■ **What to do**: Show all lines holding "НОВОГОДНЮЮ".

■ **The input**:
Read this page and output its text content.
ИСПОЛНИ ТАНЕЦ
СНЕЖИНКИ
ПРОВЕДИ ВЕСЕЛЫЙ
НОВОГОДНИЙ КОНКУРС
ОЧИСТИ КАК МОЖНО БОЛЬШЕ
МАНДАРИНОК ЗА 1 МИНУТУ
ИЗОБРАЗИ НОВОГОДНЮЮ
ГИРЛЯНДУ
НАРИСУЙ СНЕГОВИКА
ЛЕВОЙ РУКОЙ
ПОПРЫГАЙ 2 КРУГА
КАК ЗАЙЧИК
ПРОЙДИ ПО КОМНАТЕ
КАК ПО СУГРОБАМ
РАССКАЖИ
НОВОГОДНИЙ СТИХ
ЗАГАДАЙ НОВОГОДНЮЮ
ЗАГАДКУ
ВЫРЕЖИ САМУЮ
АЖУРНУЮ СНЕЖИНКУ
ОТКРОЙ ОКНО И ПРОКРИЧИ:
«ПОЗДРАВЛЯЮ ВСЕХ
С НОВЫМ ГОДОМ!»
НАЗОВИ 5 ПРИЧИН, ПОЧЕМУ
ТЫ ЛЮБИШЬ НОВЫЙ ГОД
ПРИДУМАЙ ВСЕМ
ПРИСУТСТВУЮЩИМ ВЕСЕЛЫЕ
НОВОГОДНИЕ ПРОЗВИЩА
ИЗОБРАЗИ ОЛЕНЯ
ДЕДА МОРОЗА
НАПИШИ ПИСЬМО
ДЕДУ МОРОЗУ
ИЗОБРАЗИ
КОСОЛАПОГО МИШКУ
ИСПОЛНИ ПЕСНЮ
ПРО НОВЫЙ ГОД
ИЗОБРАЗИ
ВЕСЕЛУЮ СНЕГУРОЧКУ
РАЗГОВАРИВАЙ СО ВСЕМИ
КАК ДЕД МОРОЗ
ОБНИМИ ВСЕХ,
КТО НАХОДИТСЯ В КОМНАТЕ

■ **Answer below**:
ИЗОБРАЗИ НОВОГОДНЮЮ
ЗАГАДАЙ НОВОГОДНЮЮ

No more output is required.